Problem statement: Pull every "value" line out of the data below.

Supplied data:
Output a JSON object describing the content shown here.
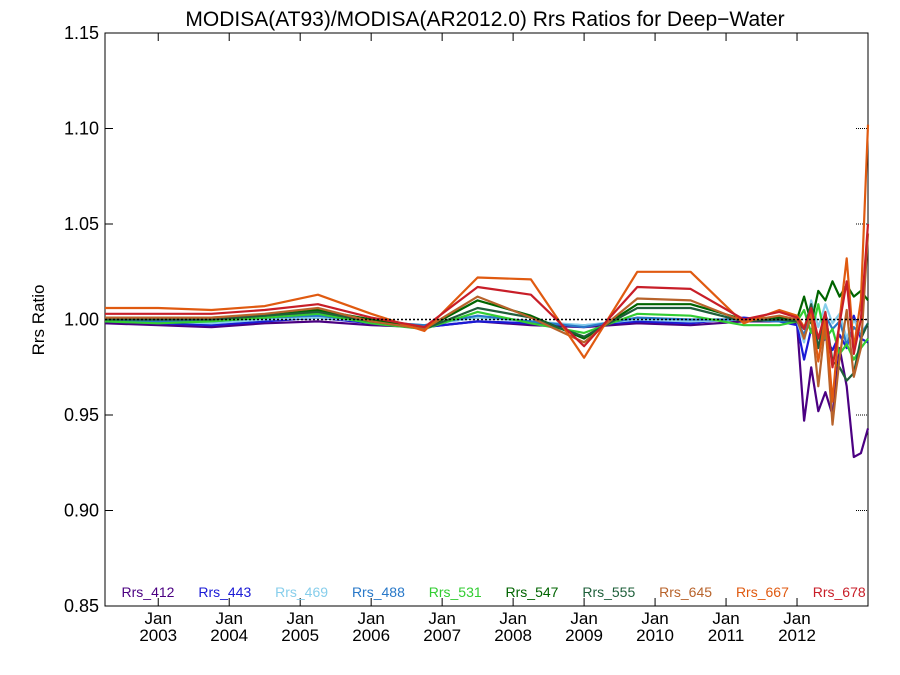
{
  "chart_data": {
    "type": "line",
    "title": "MODISA(AT93)/MODISA(AR2012.0)  Rrs Ratios for Deep−Water",
    "ylabel": "Rrs Ratio",
    "xlabel": "",
    "ylim": [
      0.85,
      1.15
    ],
    "xlim": [
      2002.25,
      2013.0
    ],
    "yticks": [
      0.85,
      0.9,
      0.95,
      1.0,
      1.05,
      1.1,
      1.15
    ],
    "ytick_labels": [
      "0.85",
      "0.90",
      "0.95",
      "1.00",
      "1.05",
      "1.10",
      "1.15"
    ],
    "xticks": [
      {
        "value": 2003.0,
        "month": "Jan",
        "year": "2003"
      },
      {
        "value": 2004.0,
        "month": "Jan",
        "year": "2004"
      },
      {
        "value": 2005.0,
        "month": "Jan",
        "year": "2005"
      },
      {
        "value": 2006.0,
        "month": "Jan",
        "year": "2006"
      },
      {
        "value": 2007.0,
        "month": "Jan",
        "year": "2007"
      },
      {
        "value": 2008.0,
        "month": "Jan",
        "year": "2008"
      },
      {
        "value": 2009.0,
        "month": "Jan",
        "year": "2009"
      },
      {
        "value": 2010.0,
        "month": "Jan",
        "year": "2010"
      },
      {
        "value": 2011.0,
        "month": "Jan",
        "year": "2011"
      },
      {
        "value": 2012.0,
        "month": "Jan",
        "year": "2012"
      }
    ],
    "reference_line": 1.0,
    "grid": false,
    "legend_position": "bottom",
    "series": [
      {
        "name": "Rrs_412",
        "color": "#4b0082",
        "x": [
          2002.25,
          2003.0,
          2003.75,
          2004.5,
          2005.25,
          2006.0,
          2006.75,
          2007.5,
          2008.25,
          2009.0,
          2009.75,
          2010.5,
          2011.25,
          2011.75,
          2012.0,
          2012.1,
          2012.2,
          2012.3,
          2012.4,
          2012.5,
          2012.6,
          2012.7,
          2012.8,
          2012.9,
          2013.0
        ],
        "y": [
          0.998,
          0.997,
          0.996,
          0.998,
          0.999,
          0.997,
          0.996,
          0.999,
          0.997,
          0.996,
          0.998,
          0.997,
          0.999,
          0.999,
          0.998,
          0.947,
          0.975,
          0.952,
          0.962,
          0.95,
          0.985,
          0.965,
          0.928,
          0.93,
          0.943
        ]
      },
      {
        "name": "Rrs_443",
        "color": "#1a1ad6",
        "x": [
          2002.25,
          2003.0,
          2003.75,
          2004.5,
          2005.25,
          2006.0,
          2006.75,
          2007.5,
          2008.25,
          2009.0,
          2009.75,
          2010.5,
          2011.25,
          2011.75,
          2012.0,
          2012.1,
          2012.2,
          2012.3,
          2012.4,
          2012.5,
          2012.6,
          2012.7,
          2012.8,
          2012.9,
          2013.0
        ],
        "y": [
          0.999,
          0.998,
          0.997,
          0.999,
          1.001,
          0.998,
          0.996,
          0.999,
          0.998,
          0.997,
          0.999,
          0.998,
          1.001,
          0.999,
          0.997,
          0.979,
          0.995,
          0.986,
          0.99,
          0.984,
          0.992,
          0.985,
          1.002,
          0.99,
          0.988
        ]
      },
      {
        "name": "Rrs_469",
        "color": "#87ceeb",
        "x": [
          2002.25,
          2003.0,
          2003.75,
          2004.5,
          2005.25,
          2006.0,
          2006.75,
          2007.5,
          2008.25,
          2009.0,
          2009.75,
          2010.5,
          2011.25,
          2011.75,
          2012.0,
          2012.1,
          2012.2,
          2012.3,
          2012.4,
          2012.5,
          2012.6,
          2012.7,
          2012.8,
          2012.9,
          2013.0
        ],
        "y": [
          0.999,
          0.999,
          0.998,
          1.0,
          1.001,
          0.999,
          0.997,
          1.001,
          0.999,
          0.997,
          1.0,
          0.999,
          1.0,
          0.999,
          0.999,
          0.988,
          1.01,
          0.996,
          1.008,
          0.998,
          1.003,
          0.99,
          1.0,
          0.993,
          0.998
        ]
      },
      {
        "name": "Rrs_488",
        "color": "#2878c8",
        "x": [
          2002.25,
          2003.0,
          2003.75,
          2004.5,
          2005.25,
          2006.0,
          2006.75,
          2007.5,
          2008.25,
          2009.0,
          2009.75,
          2010.5,
          2011.25,
          2011.75,
          2012.0,
          2012.1,
          2012.2,
          2012.3,
          2012.4,
          2012.5,
          2012.6,
          2012.7,
          2012.8,
          2012.9,
          2013.0
        ],
        "y": [
          0.999,
          0.999,
          0.999,
          1.001,
          1.002,
          0.999,
          0.997,
          1.002,
          0.999,
          0.996,
          1.001,
          1.0,
          1.0,
          0.999,
          0.999,
          0.992,
          1.004,
          0.99,
          1.002,
          0.995,
          0.999,
          0.987,
          0.996,
          0.992,
          0.998
        ]
      },
      {
        "name": "Rrs_531",
        "color": "#32cd32",
        "x": [
          2002.25,
          2003.0,
          2003.75,
          2004.5,
          2005.25,
          2006.0,
          2006.75,
          2007.5,
          2008.25,
          2009.0,
          2009.75,
          2010.5,
          2011.25,
          2011.75,
          2012.0,
          2012.1,
          2012.2,
          2012.3,
          2012.4,
          2012.5,
          2012.6,
          2012.7,
          2012.8,
          2012.9,
          2013.0
        ],
        "y": [
          0.999,
          0.998,
          0.999,
          1.001,
          1.003,
          0.998,
          0.995,
          1.004,
          0.998,
          0.993,
          1.003,
          1.002,
          0.997,
          0.997,
          0.999,
          1.005,
          0.993,
          1.008,
          0.99,
          0.995,
          0.982,
          0.987,
          0.979,
          0.985,
          0.99
        ]
      },
      {
        "name": "Rrs_547",
        "color": "#006400",
        "x": [
          2002.25,
          2003.0,
          2003.75,
          2004.5,
          2005.25,
          2006.0,
          2006.75,
          2007.5,
          2008.25,
          2009.0,
          2009.75,
          2010.5,
          2011.25,
          2011.75,
          2012.0,
          2012.1,
          2012.2,
          2012.3,
          2012.4,
          2012.5,
          2012.6,
          2012.7,
          2012.8,
          2012.9,
          2013.0
        ],
        "y": [
          1.001,
          1.001,
          1.001,
          1.002,
          1.005,
          1.0,
          0.995,
          1.01,
          1.002,
          0.99,
          1.008,
          1.008,
          1.0,
          1.001,
          1.0,
          1.012,
          0.998,
          1.015,
          1.01,
          1.02,
          1.012,
          1.018,
          1.012,
          1.015,
          1.01
        ]
      },
      {
        "name": "Rrs_555",
        "color": "#1e5f3a",
        "x": [
          2002.25,
          2003.0,
          2003.75,
          2004.5,
          2005.25,
          2006.0,
          2006.75,
          2007.5,
          2008.25,
          2009.0,
          2009.75,
          2010.5,
          2011.25,
          2011.75,
          2012.0,
          2012.1,
          2012.2,
          2012.3,
          2012.4,
          2012.5,
          2012.6,
          2012.7,
          2012.8,
          2012.9,
          2013.0
        ],
        "y": [
          1.0,
          1.0,
          1.0,
          1.002,
          1.004,
          0.999,
          0.995,
          1.006,
          1.001,
          0.991,
          1.006,
          1.006,
          0.999,
          1.0,
          0.999,
          0.995,
          1.008,
          0.985,
          1.003,
          0.978,
          0.975,
          0.968,
          0.972,
          0.99,
          0.998
        ]
      },
      {
        "name": "Rrs_645",
        "color": "#b8632b",
        "x": [
          2002.25,
          2003.0,
          2003.75,
          2004.5,
          2005.25,
          2006.0,
          2006.75,
          2007.5,
          2008.25,
          2009.0,
          2009.75,
          2010.5,
          2011.25,
          2011.75,
          2012.0,
          2012.1,
          2012.2,
          2012.3,
          2012.4,
          2012.5,
          2012.6,
          2012.7,
          2012.8,
          2012.9,
          2013.0
        ],
        "y": [
          1.001,
          1.001,
          1.001,
          1.003,
          1.006,
          0.999,
          0.995,
          1.012,
          1.001,
          0.988,
          1.011,
          1.01,
          0.999,
          1.002,
          1.0,
          0.99,
          1.002,
          0.965,
          0.998,
          0.945,
          0.98,
          1.005,
          0.97,
          0.985,
          1.045
        ]
      },
      {
        "name": "Rrs_667",
        "color": "#e05a10",
        "x": [
          2002.25,
          2003.0,
          2003.75,
          2004.5,
          2005.25,
          2006.0,
          2006.75,
          2007.5,
          2008.25,
          2009.0,
          2009.75,
          2010.5,
          2011.25,
          2011.75,
          2012.0,
          2012.1,
          2012.2,
          2012.3,
          2012.4,
          2012.5,
          2012.6,
          2012.7,
          2012.8,
          2012.9,
          2013.0
        ],
        "y": [
          1.006,
          1.006,
          1.005,
          1.007,
          1.013,
          1.003,
          0.994,
          1.022,
          1.021,
          0.98,
          1.025,
          1.025,
          0.998,
          1.005,
          1.002,
          0.996,
          1.004,
          0.978,
          1.002,
          0.957,
          1.0,
          1.032,
          0.985,
          1.01,
          1.102
        ]
      },
      {
        "name": "Rrs_678",
        "color": "#c81e28",
        "x": [
          2002.25,
          2003.0,
          2003.75,
          2004.5,
          2005.25,
          2006.0,
          2006.75,
          2007.5,
          2008.25,
          2009.0,
          2009.75,
          2010.5,
          2011.25,
          2011.75,
          2012.0,
          2012.1,
          2012.2,
          2012.3,
          2012.4,
          2012.5,
          2012.6,
          2012.7,
          2012.8,
          2012.9,
          2013.0
        ],
        "y": [
          1.003,
          1.003,
          1.003,
          1.005,
          1.008,
          1.001,
          0.996,
          1.017,
          1.013,
          0.986,
          1.017,
          1.016,
          1.0,
          1.004,
          1.001,
          0.995,
          1.006,
          0.99,
          1.004,
          0.975,
          0.998,
          1.02,
          0.982,
          1.0,
          1.05
        ]
      }
    ]
  }
}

Full response:
        "value": 2003.0,
        "value": 2004.0,
        "value": 2005.0,
        "value": 2006.0,
        "value": 2007.0,
        "value": 2008.0,
        "value": 2009.0,
        "value": 2010.0,
        "value": 2011.0,
        "value": 2012.0,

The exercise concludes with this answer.